*Task prompt*: Would you quote the material below in full and unchanged?

--- Data excerpts ---

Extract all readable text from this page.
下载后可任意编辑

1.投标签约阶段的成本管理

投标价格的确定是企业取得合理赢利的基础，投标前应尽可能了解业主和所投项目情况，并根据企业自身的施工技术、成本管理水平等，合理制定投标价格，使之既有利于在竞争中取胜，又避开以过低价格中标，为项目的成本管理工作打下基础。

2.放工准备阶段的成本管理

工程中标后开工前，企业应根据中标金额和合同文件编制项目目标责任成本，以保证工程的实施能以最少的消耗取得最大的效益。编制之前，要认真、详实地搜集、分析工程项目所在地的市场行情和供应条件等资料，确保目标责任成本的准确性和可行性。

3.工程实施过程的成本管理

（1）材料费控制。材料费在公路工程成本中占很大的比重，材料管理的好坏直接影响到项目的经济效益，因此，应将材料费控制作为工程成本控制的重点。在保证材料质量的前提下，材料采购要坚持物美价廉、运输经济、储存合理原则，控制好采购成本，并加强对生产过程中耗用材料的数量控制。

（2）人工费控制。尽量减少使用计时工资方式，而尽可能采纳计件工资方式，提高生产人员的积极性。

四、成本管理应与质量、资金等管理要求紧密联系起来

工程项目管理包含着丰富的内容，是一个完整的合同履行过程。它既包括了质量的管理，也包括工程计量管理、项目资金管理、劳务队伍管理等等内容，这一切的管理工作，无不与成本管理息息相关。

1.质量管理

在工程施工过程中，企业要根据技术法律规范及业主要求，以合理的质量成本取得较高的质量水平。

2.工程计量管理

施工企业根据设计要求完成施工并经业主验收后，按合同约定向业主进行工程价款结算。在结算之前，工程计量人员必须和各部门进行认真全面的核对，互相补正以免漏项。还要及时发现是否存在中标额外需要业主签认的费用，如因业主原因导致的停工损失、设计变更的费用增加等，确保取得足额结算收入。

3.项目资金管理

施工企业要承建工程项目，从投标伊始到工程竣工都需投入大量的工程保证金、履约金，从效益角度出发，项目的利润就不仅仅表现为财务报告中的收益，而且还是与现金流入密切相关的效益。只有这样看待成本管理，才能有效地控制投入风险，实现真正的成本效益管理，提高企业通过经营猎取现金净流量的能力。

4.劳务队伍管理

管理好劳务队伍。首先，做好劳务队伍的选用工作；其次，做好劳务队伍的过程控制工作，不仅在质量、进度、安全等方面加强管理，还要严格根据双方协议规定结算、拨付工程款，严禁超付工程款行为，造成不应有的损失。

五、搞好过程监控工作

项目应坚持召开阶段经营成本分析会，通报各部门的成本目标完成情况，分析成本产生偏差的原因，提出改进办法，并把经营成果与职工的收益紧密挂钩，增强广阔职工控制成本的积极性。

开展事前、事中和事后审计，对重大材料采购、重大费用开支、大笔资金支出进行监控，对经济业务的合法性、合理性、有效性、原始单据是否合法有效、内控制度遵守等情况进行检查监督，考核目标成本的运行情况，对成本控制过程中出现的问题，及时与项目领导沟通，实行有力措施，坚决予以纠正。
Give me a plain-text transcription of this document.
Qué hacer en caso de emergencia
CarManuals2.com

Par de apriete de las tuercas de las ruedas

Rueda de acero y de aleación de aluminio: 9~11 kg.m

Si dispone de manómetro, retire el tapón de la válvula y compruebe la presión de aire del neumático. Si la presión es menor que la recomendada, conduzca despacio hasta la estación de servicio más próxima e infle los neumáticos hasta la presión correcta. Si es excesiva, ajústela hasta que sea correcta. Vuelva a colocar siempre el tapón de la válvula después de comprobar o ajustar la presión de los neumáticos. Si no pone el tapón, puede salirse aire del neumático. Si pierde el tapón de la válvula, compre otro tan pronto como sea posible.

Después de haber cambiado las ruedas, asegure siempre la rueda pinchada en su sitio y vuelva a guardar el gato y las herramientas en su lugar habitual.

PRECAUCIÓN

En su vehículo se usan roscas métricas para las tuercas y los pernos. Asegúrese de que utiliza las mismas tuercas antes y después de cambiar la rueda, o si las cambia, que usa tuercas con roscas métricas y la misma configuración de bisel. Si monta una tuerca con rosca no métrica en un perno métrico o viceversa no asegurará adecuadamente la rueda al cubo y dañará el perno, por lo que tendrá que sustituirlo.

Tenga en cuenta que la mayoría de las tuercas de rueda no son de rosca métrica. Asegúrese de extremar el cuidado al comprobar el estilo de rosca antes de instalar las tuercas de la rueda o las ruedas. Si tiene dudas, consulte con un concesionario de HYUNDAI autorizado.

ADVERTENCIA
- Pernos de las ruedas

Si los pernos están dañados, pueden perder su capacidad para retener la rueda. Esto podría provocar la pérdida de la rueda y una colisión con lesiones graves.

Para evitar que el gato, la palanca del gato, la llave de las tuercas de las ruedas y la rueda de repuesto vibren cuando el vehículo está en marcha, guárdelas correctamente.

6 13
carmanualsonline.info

---

*Task response*:
Extract all readable text from this page.
下载后可任意编辑

1.投标签约阶段的成本管理

投标价格的确定是企业取得合理赢利的基础，投标前应尽可能了解业主和所投项目情况，并根据企业自身的施工技术、成本管理水平等，合理制定投标价格，使之既有利于在竞争中取胜，又避开以过低价格中标，为项目的成本管理工作打下基础。

2.放工准备阶段的成本管理

工程中标后开工前，企业应根据中标金额和合同文件编制项目目标责任成本，以保证工程的实施能以最少的消耗取得最大的效益。编制之前，要认真、详实地搜集、分析工程项目所在地的市场行情和供应条件等资料，确保目标责任成本的准确性和可行性。

3.工程实施过程的成本管理

（1）材料费控制。材料费在公路工程成本中占很大的比重，材料管理的好坏直接影响到项目的经济效益，因此，应将材料费控制作为工程成本控制的重点。在保证材料质量的前提下，材料采购要坚持物美价廉、运输经济、储存合理原则，控制好采购成本，并加强对生产过程中耗用材料的数量控制。

（2）人工费控制。尽量减少使用计时工资方式，而尽可能采纳计件工资方式，提高生产人员的积极性。

四、成本管理应与质量、资金等管理要求紧密联系起来

工程项目管理包含着丰富的内容，是一个完整的合同履行过程。它既包括了质量的管理，也包括工程计量管理、项目资金管理、劳务队伍管理等等内容，这一切的管理工作，无不与成本管理息息相关。

1.质量管理

在工程施工过程中，企业要根据技术法律规范及业主要求，以合理的质量成本取得较高的质量水平。

2.工程计量管理

施工企业根据设计要求完成施工并经业主验收后，按合同约定向业主进行工程价款结算。在结算之前，工程计量人员必须和各部门进行认真全面的核对，互相补正以免漏项。还要及时发现是否存在中标额外需要业主签认的费用，如因业主原因导致的停工损失、设计变更的费用增加等，确保取得足额结算收入。

3.项目资金管理

施工企业要承建工程项目，从投标伊始到工程竣工都需投入大量的工程保证金、履约金，从效益角度出发，项目的利润就不仅仅表现为财务报告中的收益，而且还是与现金流入密切相关的效益。只有这样看待成本管理，才能有效地控制投入风险，实现真正的成本效益管理，提高企业通过经营猎取现金净流量的能力。

4.劳务队伍管理

管理好劳务队伍。首先，做好劳务队伍的选用工作；其次，做好劳务队伍的过程控制工作，不仅在质量、进度、安全等方面加强管理，还要严格根据双方协议规定结算、拨付工程款，严禁超付工程款行为，造成不应有的损失。

五、搞好过程监控工作

项目应坚持召开阶段经营成本分析会，通报各部门的成本目标完成情况，分析成本产生偏差的原因，提出改进办法，并把经营成果与职工的收益紧密挂钩，增强广阔职工控制成本的积极性。

开展事前、事中和事后审计，对重大材料采购、重大费用开支、大笔资金支出进行监控，对经济业务的合法性、合理性、有效性、原始单据是否合法有效、内控制度遵守等情况进行检查监督，考核目标成本的运行情况，对成本控制过程中出现的问题，及时与项目领导沟通，实行有力措施，坚决予以纠正。
Give me a plain-text transcription of this document.
Qué hacer en caso de emergencia
CarManuals2.com

Par de apriete de las tuercas de las ruedas

Rueda de acero y de aleación de aluminio: 9~11 kg.m

Si dispone de manómetro, retire el tapón de la válvula y compruebe la presión de aire del neumático. Si la presión es menor que la recomendada, conduzca despacio hasta la estación de servicio más próxima e infle los neumáticos hasta la presión correcta. Si es excesiva, ajústela hasta que sea correcta. Vuelva a colocar siempre el tapón de la válvula después de comprobar o ajustar la presión de los neumáticos. Si no pone el tapón, puede salirse aire del neumático. Si pierde el tapón de la válvula, compre otro tan pronto como sea posible.

Después de haber cambiado las ruedas, asegure siempre la rueda pinchada en su sitio y vuelva a guardar el gato y las herramientas en su lugar habitual.

PRECAUCIÓN

En su vehículo se usan roscas métricas para las tuercas y los pernos. Asegúrese de que utiliza las mismas tuercas antes y después de cambiar la rueda, o si las cambia, que usa tuercas con roscas métricas y la misma configuración de bisel. Si monta una tuerca con rosca no métrica en un perno métrico o viceversa no asegurará adecuadamente la rueda al cubo y dañará el perno, por lo que tendrá que sustituirlo.

Tenga en cuenta que la mayoría de las tuercas de rueda no son de rosca métrica. Asegúrese de extremar el cuidado al comprobar el estilo de rosca antes de instalar las tuercas de la rueda o las ruedas. Si tiene dudas, consulte con un concesionario de HYUNDAI autorizado.

ADVERTENCIA
- Pernos de las ruedas

Si los pernos están dañados, pueden perder su capacidad para retener la rueda. Esto podría provocar la pérdida de la rueda y una colisión con lesiones graves.

Para evitar que el gato, la palanca del gato, la llave de las tuercas de las ruedas y la rueda de repuesto vibren cuando el vehículo está en marcha, guárdelas correctamente.

6 13
carmanualsonline.info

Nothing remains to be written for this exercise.